» **WHAT THE EXERCISE ASKS**
Give the data again, word for word.

» **MATERIAL SUPPLIED**

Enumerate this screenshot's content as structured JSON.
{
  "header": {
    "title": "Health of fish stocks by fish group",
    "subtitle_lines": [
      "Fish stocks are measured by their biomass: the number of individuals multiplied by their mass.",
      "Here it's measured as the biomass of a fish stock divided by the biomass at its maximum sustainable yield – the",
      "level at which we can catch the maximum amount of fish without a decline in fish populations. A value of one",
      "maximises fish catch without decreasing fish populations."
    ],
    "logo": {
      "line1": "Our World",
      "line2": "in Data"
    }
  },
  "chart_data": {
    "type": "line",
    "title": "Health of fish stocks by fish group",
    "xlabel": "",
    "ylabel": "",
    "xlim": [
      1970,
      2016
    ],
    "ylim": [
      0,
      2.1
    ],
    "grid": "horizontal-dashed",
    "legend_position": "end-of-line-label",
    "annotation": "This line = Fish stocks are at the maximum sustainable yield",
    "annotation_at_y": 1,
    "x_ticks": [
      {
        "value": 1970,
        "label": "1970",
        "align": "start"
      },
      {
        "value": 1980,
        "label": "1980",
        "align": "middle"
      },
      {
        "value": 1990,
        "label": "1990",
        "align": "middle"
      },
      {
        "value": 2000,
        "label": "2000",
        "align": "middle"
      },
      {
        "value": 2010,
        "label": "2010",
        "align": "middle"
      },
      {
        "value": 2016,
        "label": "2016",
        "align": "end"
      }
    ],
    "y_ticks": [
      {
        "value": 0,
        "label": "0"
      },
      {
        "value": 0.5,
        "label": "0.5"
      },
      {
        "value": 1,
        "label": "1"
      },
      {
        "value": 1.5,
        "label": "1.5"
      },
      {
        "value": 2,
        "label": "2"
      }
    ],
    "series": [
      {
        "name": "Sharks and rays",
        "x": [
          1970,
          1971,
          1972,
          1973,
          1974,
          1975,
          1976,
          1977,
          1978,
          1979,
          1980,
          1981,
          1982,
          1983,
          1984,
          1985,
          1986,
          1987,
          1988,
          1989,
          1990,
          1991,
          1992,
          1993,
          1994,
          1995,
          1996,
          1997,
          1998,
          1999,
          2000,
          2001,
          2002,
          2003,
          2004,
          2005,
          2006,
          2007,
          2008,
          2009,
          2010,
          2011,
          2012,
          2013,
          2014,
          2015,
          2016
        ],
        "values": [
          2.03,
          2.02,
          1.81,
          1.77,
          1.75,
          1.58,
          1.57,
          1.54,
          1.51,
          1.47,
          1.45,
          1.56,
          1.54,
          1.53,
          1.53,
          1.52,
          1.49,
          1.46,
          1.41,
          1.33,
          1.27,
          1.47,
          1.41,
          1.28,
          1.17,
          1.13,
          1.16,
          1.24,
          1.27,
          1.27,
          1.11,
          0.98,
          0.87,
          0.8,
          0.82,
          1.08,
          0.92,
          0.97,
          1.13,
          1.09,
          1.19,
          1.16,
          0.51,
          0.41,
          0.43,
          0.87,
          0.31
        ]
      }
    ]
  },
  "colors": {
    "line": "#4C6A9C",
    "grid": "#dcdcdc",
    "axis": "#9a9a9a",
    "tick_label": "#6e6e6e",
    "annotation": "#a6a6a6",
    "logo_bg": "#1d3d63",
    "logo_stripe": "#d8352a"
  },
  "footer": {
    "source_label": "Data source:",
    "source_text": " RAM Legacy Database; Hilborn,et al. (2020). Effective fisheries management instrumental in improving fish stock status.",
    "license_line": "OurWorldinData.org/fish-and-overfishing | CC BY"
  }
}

» **RESULT FOR THIS TASK**
Enumerate this screenshot's content as structured JSON.
{
  "header": {
    "title": "Health of fish stocks by fish group",
    "subtitle_lines": [
      "Fish stocks are measured by their biomass: the number of individuals multiplied by their mass.",
      "Here it's measured as the biomass of a fish stock divided by the biomass at its maximum sustainable yield – the",
      "level at which we can catch the maximum amount of fish without a decline in fish populations. A value of one",
      "maximises fish catch without decreasing fish populations."
    ],
    "logo": {
      "line1": "Our World",
      "line2": "in Data"
    }
  },
  "chart_data": {
    "type": "line",
    "title": "Health of fish stocks by fish group",
    "xlabel": "",
    "ylabel": "",
    "xlim": [
      1970,
      2016
    ],
    "ylim": [
      0,
      2.1
    ],
    "grid": "horizontal-dashed",
    "legend_position": "end-of-line-label",
    "annotation": "This line = Fish stocks are at the maximum sustainable yield",
    "annotation_at_y": 1,
    "x_ticks": [
      {
        "value": 1970,
        "label": "1970",
        "align": "start"
      },
      {
        "value": 1980,
        "label": "1980",
        "align": "middle"
      },
      {
        "value": 1990,
        "label": "1990",
        "align": "middle"
      },
      {
        "value": 2000,
        "label": "2000",
        "align": "middle"
      },
      {
        "value": 2010,
        "label": "2010",
        "align": "middle"
      },
      {
        "value": 2016,
        "label": "2016",
        "align": "end"
      }
    ],
    "y_ticks": [
      {
        "value": 0,
        "label": "0"
      },
      {
        "value": 0.5,
        "label": "0.5"
      },
      {
        "value": 1,
        "label": "1"
      },
      {
        "value": 1.5,
        "label": "1.5"
      },
      {
        "value": 2,
        "label": "2"
      }
    ],
    "series": [
      {
        "name": "Sharks and rays",
        "x": [
          1970,
          1971,
          1972,
          1973,
          1974,
          1975,
          1976,
          1977,
          1978,
          1979,
          1980,
          1981,
          1982,
          1983,
          1984,
          1985,
          1986,
          1987,
          1988,
          1989,
          1990,
          1991,
          1992,
          1993,
          1994,
          1995,
          1996,
          1997,
          1998,
          1999,
          2000,
          2001,
          2002,
          2003,
          2004,
          2005,
          2006,
          2007,
          2008,
          2009,
          2010,
          2011,
          2012,
          2013,
          2014,
          2015,
          2016
        ],
        "values": [
          2.03,
          2.02,
          1.81,
          1.77,
          1.75,
          1.58,
          1.57,
          1.54,
          1.51,
          1.47,
          1.45,
          1.56,
          1.54,
          1.53,
          1.53,
          1.52,
          1.49,
          1.46,
          1.41,
          1.33,
          1.27,
          1.47,
          1.41,
          1.28,
          1.17,
          1.13,
          1.16,
          1.24,
          1.27,
          1.27,
          1.11,
          0.98,
          0.87,
          0.8,
          0.82,
          1.08,
          0.92,
          0.97,
          1.13,
          1.09,
          1.19,
          1.16,
          0.51,
          0.41,
          0.43,
          0.87,
          0.31
        ]
      }
    ]
  },
  "colors": {
    "line": "#4C6A9C",
    "grid": "#dcdcdc",
    "axis": "#9a9a9a",
    "tick_label": "#6e6e6e",
    "annotation": "#a6a6a6",
    "logo_bg": "#1d3d63",
    "logo_stripe": "#d8352a"
  },
  "footer": {
    "source_label": "Data source:",
    "source_text": " RAM Legacy Database; Hilborn,et al. (2020). Effective fisheries management instrumental in improving fish stock status.",
    "license_line": "OurWorldinData.org/fish-and-overfishing | CC BY"
  }
}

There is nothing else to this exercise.